__Given exercise__: Extract the listing in its entirety, keeping each line identical to the original.

__Supplied records__:
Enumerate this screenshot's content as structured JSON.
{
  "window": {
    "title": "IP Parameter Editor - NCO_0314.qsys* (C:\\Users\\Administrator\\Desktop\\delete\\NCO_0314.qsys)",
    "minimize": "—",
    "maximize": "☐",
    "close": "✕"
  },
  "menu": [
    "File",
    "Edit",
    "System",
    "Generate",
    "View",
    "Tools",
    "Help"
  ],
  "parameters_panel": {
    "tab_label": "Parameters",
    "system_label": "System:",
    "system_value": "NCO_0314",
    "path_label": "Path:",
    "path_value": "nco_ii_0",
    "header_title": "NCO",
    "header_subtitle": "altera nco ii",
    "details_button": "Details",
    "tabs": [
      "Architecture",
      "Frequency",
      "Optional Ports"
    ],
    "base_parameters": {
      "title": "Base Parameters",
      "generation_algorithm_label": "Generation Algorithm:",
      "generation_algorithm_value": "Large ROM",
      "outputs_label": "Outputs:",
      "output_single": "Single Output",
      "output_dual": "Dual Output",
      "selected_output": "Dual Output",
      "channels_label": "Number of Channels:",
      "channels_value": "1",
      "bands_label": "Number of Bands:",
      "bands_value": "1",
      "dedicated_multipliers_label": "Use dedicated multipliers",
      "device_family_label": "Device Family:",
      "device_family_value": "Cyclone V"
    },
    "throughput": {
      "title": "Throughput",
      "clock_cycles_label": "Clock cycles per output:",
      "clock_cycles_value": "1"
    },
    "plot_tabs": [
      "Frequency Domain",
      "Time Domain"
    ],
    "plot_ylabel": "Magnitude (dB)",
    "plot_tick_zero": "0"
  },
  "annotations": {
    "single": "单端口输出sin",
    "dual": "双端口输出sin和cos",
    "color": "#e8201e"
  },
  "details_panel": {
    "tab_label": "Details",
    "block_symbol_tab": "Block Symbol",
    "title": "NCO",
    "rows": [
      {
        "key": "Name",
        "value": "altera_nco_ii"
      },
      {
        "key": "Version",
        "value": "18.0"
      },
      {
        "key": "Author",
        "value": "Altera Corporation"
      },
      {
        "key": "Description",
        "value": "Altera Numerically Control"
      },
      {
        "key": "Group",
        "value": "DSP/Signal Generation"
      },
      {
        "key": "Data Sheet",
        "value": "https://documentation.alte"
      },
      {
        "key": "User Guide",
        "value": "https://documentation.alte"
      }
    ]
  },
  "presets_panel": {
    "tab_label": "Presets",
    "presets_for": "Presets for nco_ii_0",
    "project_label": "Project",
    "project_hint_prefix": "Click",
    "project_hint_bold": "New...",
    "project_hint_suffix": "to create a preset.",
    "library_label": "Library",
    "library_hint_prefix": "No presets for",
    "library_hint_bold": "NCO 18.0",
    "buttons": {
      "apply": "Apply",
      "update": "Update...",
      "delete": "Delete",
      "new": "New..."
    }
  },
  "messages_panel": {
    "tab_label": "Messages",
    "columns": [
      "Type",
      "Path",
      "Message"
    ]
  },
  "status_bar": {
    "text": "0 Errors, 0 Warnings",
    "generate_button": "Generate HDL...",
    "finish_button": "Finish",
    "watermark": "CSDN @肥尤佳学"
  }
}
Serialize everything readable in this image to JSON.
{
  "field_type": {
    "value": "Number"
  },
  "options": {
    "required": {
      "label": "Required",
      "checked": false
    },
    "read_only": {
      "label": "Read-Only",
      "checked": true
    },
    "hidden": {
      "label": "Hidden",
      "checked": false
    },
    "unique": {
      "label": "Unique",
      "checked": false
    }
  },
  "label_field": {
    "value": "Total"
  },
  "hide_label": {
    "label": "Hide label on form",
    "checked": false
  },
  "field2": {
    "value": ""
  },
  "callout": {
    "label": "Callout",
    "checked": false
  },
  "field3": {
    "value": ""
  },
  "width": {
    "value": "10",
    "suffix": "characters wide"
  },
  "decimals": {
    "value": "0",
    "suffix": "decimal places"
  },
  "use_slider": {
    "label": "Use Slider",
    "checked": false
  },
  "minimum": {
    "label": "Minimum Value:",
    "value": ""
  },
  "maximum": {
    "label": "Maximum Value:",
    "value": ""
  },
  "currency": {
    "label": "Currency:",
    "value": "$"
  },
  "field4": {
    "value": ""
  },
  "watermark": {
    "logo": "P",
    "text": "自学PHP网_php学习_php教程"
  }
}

__Solution to the problem__:
Enumerate this screenshot's content as structured JSON.
{
  "window": {
    "title": "IP Parameter Editor - NCO_0314.qsys* (C:\\Users\\Administrator\\Desktop\\delete\\NCO_0314.qsys)",
    "minimize": "—",
    "maximize": "☐",
    "close": "✕"
  },
  "menu": [
    "File",
    "Edit",
    "System",
    "Generate",
    "View",
    "Tools",
    "Help"
  ],
  "parameters_panel": {
    "tab_label": "Parameters",
    "system_label": "System:",
    "system_value": "NCO_0314",
    "path_label": "Path:",
    "path_value": "nco_ii_0",
    "header_title": "NCO",
    "header_subtitle": "altera nco ii",
    "details_button": "Details",
    "tabs": [
      "Architecture",
      "Frequency",
      "Optional Ports"
    ],
    "base_parameters": {
      "title": "Base Parameters",
      "generation_algorithm_label": "Generation Algorithm:",
      "generation_algorithm_value": "Large ROM",
      "outputs_label": "Outputs:",
      "output_single": "Single Output",
      "output_dual": "Dual Output",
      "selected_output": "Dual Output",
      "channels_label": "Number of Channels:",
      "channels_value": "1",
      "bands_label": "Number of Bands:",
      "bands_value": "1",
      "dedicated_multipliers_label": "Use dedicated multipliers",
      "device_family_label": "Device Family:",
      "device_family_value": "Cyclone V"
    },
    "throughput": {
      "title": "Throughput",
      "clock_cycles_label": "Clock cycles per output:",
      "clock_cycles_value": "1"
    },
    "plot_tabs": [
      "Frequency Domain",
      "Time Domain"
    ],
    "plot_ylabel": "Magnitude (dB)",
    "plot_tick_zero": "0"
  },
  "annotations": {
    "single": "单端口输出sin",
    "dual": "双端口输出sin和cos",
    "color": "#e8201e"
  },
  "details_panel": {
    "tab_label": "Details",
    "block_symbol_tab": "Block Symbol",
    "title": "NCO",
    "rows": [
      {
        "key": "Name",
        "value": "altera_nco_ii"
      },
      {
        "key": "Version",
        "value": "18.0"
      },
      {
        "key": "Author",
        "value": "Altera Corporation"
      },
      {
        "key": "Description",
        "value": "Altera Numerically Control"
      },
      {
        "key": "Group",
        "value": "DSP/Signal Generation"
      },
      {
        "key": "Data Sheet",
        "value": "https://documentation.alte"
      },
      {
        "key": "User Guide",
        "value": "https://documentation.alte"
      }
    ]
  },
  "presets_panel": {
    "tab_label": "Presets",
    "presets_for": "Presets for nco_ii_0",
    "project_label": "Project",
    "project_hint_prefix": "Click",
    "project_hint_bold": "New...",
    "project_hint_suffix": "to create a preset.",
    "library_label": "Library",
    "library_hint_prefix": "No presets for",
    "library_hint_bold": "NCO 18.0",
    "buttons": {
      "apply": "Apply",
      "update": "Update...",
      "delete": "Delete",
      "new": "New..."
    }
  },
  "messages_panel": {
    "tab_label": "Messages",
    "columns": [
      "Type",
      "Path",
      "Message"
    ]
  },
  "status_bar": {
    "text": "0 Errors, 0 Warnings",
    "generate_button": "Generate HDL...",
    "finish_button": "Finish",
    "watermark": "CSDN @肥尤佳学"
  }
}
Serialize everything readable in this image to JSON.
{
  "field_type": {
    "value": "Number"
  },
  "options": {
    "required": {
      "label": "Required",
      "checked": false
    },
    "read_only": {
      "label": "Read-Only",
      "checked": true
    },
    "hidden": {
      "label": "Hidden",
      "checked": false
    },
    "unique": {
      "label": "Unique",
      "checked": false
    }
  },
  "label_field": {
    "value": "Total"
  },
  "hide_label": {
    "label": "Hide label on form",
    "checked": false
  },
  "field2": {
    "value": ""
  },
  "callout": {
    "label": "Callout",
    "checked": false
  },
  "field3": {
    "value": ""
  },
  "width": {
    "value": "10",
    "suffix": "characters wide"
  },
  "decimals": {
    "value": "0",
    "suffix": "decimal places"
  },
  "use_slider": {
    "label": "Use Slider",
    "checked": false
  },
  "minimum": {
    "label": "Minimum Value:",
    "value": ""
  },
  "maximum": {
    "label": "Maximum Value:",
    "value": ""
  },
  "currency": {
    "label": "Currency:",
    "value": "$"
  },
  "field4": {
    "value": ""
  },
  "watermark": {
    "logo": "P",
    "text": "自学PHP网_php学习_php教程"
  }
}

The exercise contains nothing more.